[Begin Record list]

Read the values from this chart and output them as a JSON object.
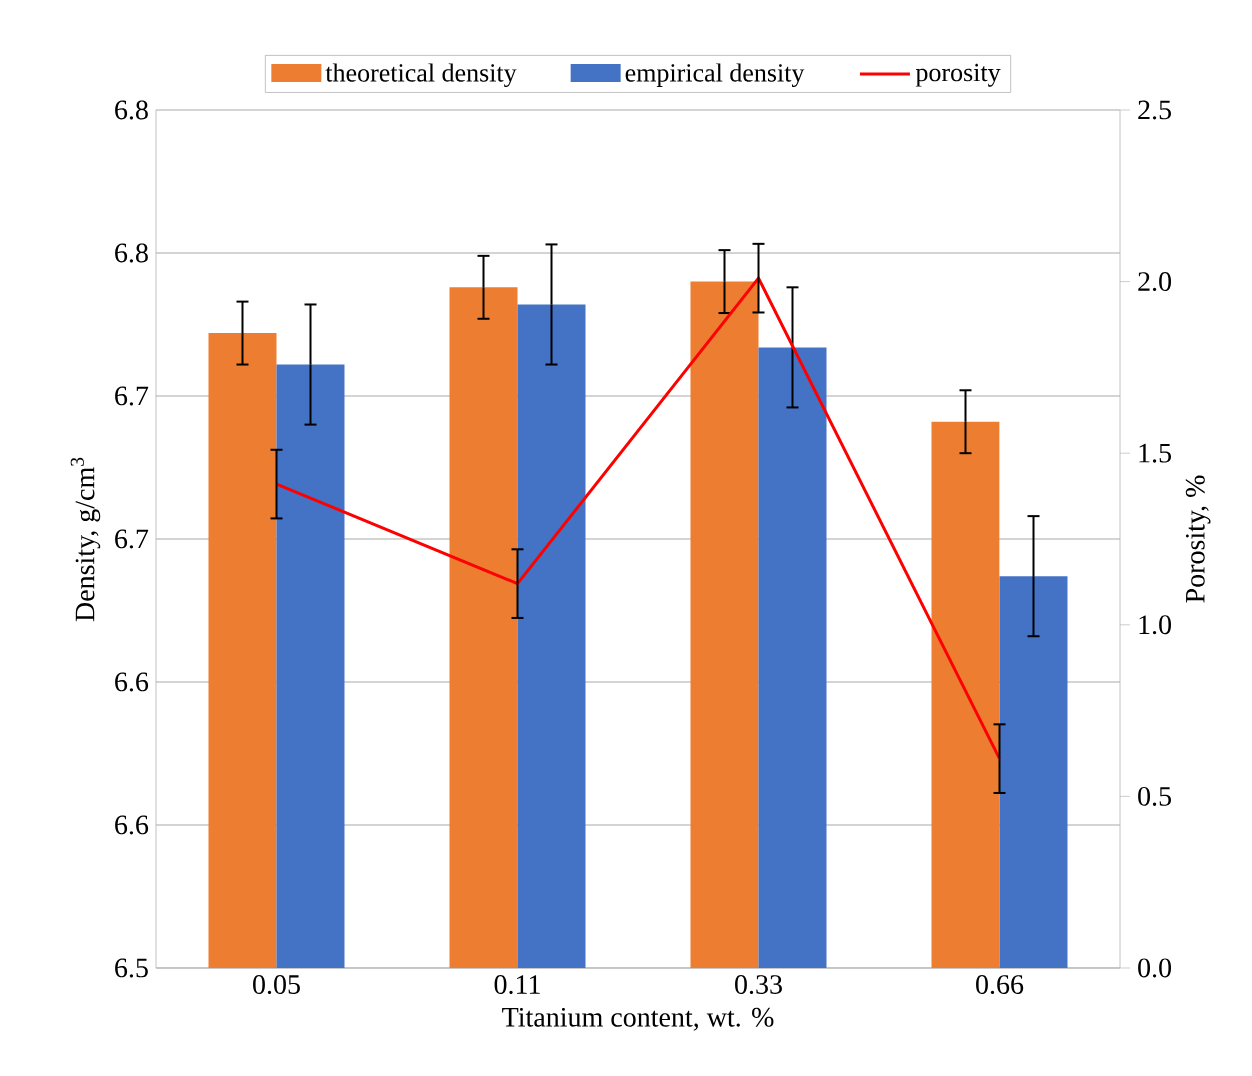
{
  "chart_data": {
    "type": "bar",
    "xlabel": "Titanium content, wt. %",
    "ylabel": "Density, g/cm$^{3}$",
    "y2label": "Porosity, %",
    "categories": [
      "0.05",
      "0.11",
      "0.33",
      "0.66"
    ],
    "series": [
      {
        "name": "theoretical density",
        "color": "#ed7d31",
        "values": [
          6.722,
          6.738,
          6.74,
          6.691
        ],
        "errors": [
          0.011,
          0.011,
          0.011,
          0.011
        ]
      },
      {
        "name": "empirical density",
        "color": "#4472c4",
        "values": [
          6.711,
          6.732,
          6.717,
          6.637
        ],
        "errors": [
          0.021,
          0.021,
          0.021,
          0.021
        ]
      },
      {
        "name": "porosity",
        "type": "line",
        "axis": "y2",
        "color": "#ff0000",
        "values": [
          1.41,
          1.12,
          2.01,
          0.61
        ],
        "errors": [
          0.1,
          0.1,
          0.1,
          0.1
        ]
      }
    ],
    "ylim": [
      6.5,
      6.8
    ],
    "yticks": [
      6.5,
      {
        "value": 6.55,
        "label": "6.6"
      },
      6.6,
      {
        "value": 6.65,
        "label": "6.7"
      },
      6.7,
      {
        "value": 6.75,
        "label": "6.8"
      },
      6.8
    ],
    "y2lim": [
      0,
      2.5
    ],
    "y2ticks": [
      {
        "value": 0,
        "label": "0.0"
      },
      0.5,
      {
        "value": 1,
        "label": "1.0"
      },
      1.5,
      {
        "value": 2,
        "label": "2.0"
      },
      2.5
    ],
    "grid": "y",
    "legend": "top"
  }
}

[End Record list]

Your instructions → Reproduce each line of the records exactly, and omit every picture.

Reply →
Read the values from this chart and output them as a JSON object.
{
  "chart_data": {
    "type": "bar",
    "xlabel": "Titanium content, wt. %",
    "ylabel": "Density, g/cm$^{3}$",
    "y2label": "Porosity, %",
    "categories": [
      "0.05",
      "0.11",
      "0.33",
      "0.66"
    ],
    "series": [
      {
        "name": "theoretical density",
        "color": "#ed7d31",
        "values": [
          6.722,
          6.738,
          6.74,
          6.691
        ],
        "errors": [
          0.011,
          0.011,
          0.011,
          0.011
        ]
      },
      {
        "name": "empirical density",
        "color": "#4472c4",
        "values": [
          6.711,
          6.732,
          6.717,
          6.637
        ],
        "errors": [
          0.021,
          0.021,
          0.021,
          0.021
        ]
      },
      {
        "name": "porosity",
        "type": "line",
        "axis": "y2",
        "color": "#ff0000",
        "values": [
          1.41,
          1.12,
          2.01,
          0.61
        ],
        "errors": [
          0.1,
          0.1,
          0.1,
          0.1
        ]
      }
    ],
    "ylim": [
      6.5,
      6.8
    ],
    "yticks": [
      6.5,
      {
        "value": 6.55,
        "label": "6.6"
      },
      6.6,
      {
        "value": 6.65,
        "label": "6.7"
      },
      6.7,
      {
        "value": 6.75,
        "label": "6.8"
      },
      6.8
    ],
    "y2lim": [
      0,
      2.5
    ],
    "y2ticks": [
      {
        "value": 0,
        "label": "0.0"
      },
      0.5,
      {
        "value": 1,
        "label": "1.0"
      },
      1.5,
      {
        "value": 2,
        "label": "2.0"
      },
      2.5
    ],
    "grid": "y",
    "legend": "top"
  }
}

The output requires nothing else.